_Problem:_
State only the count of lines in the listing below that hold "Defect".

====== Input records

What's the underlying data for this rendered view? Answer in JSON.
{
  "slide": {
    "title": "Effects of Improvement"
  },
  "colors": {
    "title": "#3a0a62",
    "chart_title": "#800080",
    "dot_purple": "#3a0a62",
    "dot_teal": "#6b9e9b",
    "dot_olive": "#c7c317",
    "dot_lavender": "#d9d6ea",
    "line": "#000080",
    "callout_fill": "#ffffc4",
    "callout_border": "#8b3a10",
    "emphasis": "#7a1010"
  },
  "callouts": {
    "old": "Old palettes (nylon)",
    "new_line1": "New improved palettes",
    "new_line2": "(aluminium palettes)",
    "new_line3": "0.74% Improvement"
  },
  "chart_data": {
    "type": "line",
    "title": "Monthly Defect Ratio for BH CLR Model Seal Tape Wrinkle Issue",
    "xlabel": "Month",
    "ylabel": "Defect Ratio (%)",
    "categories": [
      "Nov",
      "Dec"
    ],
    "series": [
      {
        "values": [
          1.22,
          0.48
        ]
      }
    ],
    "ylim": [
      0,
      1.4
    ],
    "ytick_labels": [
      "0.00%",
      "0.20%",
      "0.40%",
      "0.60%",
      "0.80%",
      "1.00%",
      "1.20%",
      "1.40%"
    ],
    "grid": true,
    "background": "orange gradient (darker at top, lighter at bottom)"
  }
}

============

_Expected answer:_
2